WHAT YOU NEED TO DO:
1. What is this sentence from the flugestone acetate entry in Spanish: "Flugestone acetate (FGA), sold under the brand name Cronolone among others, is a progestin medication which is used in veterinary medicine."
2. Could you reproduce the flugestone acetate entry word for word from "Chemical and physical" to "in veterinary medicine."?

TEXT:

———

Flugestone acetate

Clinical data
- Trade names: Cronolone, others
- Other names: Flurogestone acetate; Fluorogestone acetate; FGA; NSC-65411; SC-9880; 17α-Acetoxy-9α-fluoro-11β-hydroxyprogesterone
- Routes of administration: Intravaginal
- Drug class: Progestogen; Progestin; Progestogen ester

Identifiers
- IUPAC name [(8S,9R,10S,11S,13S,14S,17R)-17-acetyl-9-fluoro-11-hydroxy-10,13-dimethyl-3-oxo-1,2,6,7,8,11,12,14,15,16-decahydrocyclopenta[a]phenanthren-17-yl] acetate;
- CAS Number: 2529-45-5;
- PubChem CID: 10476437;
- ChemSpider: 8651847;
- UNII: X60881643X;
- KEGG: D04235;
- ChEMBL: ChEMBL2106773;
- CompTox Dashboard (EPA): DTXSID6046210 ;
- ECHA InfoCard: 100.017.979

Chemical and physical data
- Formula: C_{23}H_{31}FO_{5}
- Molar mass: 406.494 g·mol^{−1}
- 3D model (JSmol): Interactive image;
- SMILES CC(=O)O[C@@]1(CC[C@H]2[C@@H]3CCC4=CC(=O)CC[C@]4(C)[C@@]3(F)[C@@H](O)C[C@]12C)C(C)=O;
- InChI InChI=1S/C23H31FO5/c1-13(25)22(29-14(2)26)10-8-17-18-6-5-15-11-16(27)7-9-20(15,3)23(18,24)19(28)12-21(17,22)4/h11,17-19,28H,5-10,12H2,1-4H3/t17-,18-,19-,20-,21-,22-,23-/m0/s1; Key:JKQQZJHNUVDHKP-FQJIPJFPSA-N;

= Flugestone acetate =

Progestin medication

Flugestone acetate (FGA), sold under the brand name Cronolone among others, is a progestin medication which is used in veterinary medicine.

———

EXCERPTED RECORDS:
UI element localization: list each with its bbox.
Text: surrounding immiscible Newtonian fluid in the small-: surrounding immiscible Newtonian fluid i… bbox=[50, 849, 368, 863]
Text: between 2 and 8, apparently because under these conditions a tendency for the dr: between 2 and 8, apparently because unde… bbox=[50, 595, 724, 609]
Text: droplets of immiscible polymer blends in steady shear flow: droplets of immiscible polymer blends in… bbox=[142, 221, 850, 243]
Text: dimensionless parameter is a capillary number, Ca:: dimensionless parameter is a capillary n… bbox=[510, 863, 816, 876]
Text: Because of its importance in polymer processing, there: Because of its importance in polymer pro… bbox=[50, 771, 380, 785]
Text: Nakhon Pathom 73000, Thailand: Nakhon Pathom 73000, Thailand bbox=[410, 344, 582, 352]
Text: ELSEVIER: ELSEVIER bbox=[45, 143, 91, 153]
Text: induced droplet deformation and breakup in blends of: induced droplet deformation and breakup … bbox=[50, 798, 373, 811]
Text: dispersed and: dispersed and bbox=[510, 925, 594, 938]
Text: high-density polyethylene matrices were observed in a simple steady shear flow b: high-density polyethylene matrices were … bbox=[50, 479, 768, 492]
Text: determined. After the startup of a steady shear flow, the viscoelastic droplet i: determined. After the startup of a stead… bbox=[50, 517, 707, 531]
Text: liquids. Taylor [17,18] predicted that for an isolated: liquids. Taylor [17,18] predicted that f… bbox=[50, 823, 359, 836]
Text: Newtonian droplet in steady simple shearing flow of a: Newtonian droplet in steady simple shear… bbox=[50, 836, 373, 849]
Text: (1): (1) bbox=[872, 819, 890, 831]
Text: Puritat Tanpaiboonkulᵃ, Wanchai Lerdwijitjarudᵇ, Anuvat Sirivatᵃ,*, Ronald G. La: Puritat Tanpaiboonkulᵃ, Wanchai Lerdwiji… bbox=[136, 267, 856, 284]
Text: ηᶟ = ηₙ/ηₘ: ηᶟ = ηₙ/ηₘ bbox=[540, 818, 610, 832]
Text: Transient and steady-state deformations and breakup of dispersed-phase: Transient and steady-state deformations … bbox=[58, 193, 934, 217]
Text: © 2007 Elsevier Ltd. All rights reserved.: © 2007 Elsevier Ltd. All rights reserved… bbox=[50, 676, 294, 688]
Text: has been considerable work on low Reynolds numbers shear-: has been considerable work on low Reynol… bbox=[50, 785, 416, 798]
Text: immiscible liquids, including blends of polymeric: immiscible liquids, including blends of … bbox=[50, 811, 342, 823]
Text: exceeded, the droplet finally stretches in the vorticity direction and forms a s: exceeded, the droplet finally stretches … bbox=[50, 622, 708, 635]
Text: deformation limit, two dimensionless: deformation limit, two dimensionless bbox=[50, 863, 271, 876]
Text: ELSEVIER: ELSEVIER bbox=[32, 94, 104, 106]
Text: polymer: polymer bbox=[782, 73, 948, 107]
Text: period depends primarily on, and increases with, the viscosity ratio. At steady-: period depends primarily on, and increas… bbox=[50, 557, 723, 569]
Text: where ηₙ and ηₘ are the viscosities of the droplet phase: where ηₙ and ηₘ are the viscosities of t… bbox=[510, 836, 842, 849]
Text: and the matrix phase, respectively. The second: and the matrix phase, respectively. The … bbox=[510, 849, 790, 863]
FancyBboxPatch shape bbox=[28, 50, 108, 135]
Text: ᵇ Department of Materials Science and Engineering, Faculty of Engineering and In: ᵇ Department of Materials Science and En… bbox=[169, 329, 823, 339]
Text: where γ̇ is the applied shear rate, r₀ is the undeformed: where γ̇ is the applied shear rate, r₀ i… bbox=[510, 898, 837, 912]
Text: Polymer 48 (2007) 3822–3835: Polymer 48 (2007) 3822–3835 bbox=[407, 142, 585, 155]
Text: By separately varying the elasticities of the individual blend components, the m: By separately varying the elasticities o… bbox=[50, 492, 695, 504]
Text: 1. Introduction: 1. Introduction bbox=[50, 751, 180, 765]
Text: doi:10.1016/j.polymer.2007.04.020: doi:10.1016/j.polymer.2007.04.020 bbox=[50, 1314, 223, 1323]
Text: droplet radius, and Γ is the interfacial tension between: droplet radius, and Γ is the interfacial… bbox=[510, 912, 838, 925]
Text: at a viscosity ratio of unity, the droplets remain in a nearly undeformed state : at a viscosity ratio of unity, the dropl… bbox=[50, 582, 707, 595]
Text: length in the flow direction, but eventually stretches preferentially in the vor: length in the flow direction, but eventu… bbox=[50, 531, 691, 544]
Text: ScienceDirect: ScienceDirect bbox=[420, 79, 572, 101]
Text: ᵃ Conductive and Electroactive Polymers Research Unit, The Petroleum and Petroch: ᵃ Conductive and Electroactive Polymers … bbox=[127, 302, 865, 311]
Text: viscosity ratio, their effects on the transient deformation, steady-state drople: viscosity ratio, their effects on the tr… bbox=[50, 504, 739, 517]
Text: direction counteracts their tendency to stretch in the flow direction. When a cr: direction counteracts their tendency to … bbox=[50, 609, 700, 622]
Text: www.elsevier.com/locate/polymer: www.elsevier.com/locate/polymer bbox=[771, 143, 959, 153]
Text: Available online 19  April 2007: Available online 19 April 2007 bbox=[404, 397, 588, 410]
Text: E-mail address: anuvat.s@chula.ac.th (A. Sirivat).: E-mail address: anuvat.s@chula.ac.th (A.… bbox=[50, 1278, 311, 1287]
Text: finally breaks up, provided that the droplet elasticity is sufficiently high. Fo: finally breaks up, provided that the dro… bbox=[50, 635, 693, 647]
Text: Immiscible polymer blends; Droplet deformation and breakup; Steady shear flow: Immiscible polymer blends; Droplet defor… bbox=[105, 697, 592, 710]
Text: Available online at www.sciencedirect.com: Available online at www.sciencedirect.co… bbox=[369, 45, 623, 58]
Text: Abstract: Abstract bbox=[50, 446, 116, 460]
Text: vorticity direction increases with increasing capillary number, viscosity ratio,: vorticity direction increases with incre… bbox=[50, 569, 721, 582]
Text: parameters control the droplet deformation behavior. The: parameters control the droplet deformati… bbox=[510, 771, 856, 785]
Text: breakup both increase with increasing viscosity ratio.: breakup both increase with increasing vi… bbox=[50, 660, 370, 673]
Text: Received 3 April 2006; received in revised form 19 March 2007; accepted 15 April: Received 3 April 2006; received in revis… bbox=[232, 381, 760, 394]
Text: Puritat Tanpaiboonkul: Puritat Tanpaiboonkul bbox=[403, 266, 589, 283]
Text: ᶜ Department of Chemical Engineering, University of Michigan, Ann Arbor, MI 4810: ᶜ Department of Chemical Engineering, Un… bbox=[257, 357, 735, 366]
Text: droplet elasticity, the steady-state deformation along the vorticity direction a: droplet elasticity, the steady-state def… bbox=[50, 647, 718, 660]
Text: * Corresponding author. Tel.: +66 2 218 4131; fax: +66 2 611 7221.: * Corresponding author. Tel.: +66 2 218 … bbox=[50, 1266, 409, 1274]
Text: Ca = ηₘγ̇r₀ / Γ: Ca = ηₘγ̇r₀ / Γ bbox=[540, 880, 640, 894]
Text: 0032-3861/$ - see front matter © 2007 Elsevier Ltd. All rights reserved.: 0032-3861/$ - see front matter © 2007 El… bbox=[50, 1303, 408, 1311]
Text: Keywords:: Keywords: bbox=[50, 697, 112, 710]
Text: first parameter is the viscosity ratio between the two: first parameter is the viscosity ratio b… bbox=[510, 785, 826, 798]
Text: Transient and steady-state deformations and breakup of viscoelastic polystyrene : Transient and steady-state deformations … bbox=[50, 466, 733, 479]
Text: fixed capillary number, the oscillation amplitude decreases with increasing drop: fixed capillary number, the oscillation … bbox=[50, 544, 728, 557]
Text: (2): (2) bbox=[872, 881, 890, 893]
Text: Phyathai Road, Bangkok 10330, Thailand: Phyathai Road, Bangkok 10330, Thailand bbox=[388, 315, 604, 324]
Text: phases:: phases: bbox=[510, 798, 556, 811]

———

WRITTEN RESPONSES:
1. El acetato de flugestona (FGA), vendido bajo el nombre comercial Cronolone, entre otros, es un medicamento progestínico que se utiliza en medicina veterinaria.

2.
Chemical and physical data
- Formula: C_{23}H_{31}FO_{5}
- Molar mass: 406.494 g·mol^{−1}
- 3D model (JSmol): Interactive image;
- SMILES CC(=O)O[C@@]1(CC[C@H]2[C@@H]3CCC4=CC(=O)CC[C@]4(C)[C@@]3(F)[C@@H](O)C[C@]12C)C(C)=O;
- InChI InChI=1S/C23H31FO5/c1-13(25)22(29-14(2)26)10-8-17-18-6-5-15-11-16(27)7-9-20(15,3)23(18,24)19(28)12-21(17,22)4/h11,17-19,28H,5-10,12H2,1-4H3/t17-,18-,19-,20-,21-,22-,23-/m0/s1; Key:JKQQZJHNUVDHKP-FQJIPJFPSA-N;

= Flugestone acetate =

Progestin medication

Flugestone acetate (FGA), sold under the brand name Cronolone among others, is a progestin medication which is used in veterinary medicine.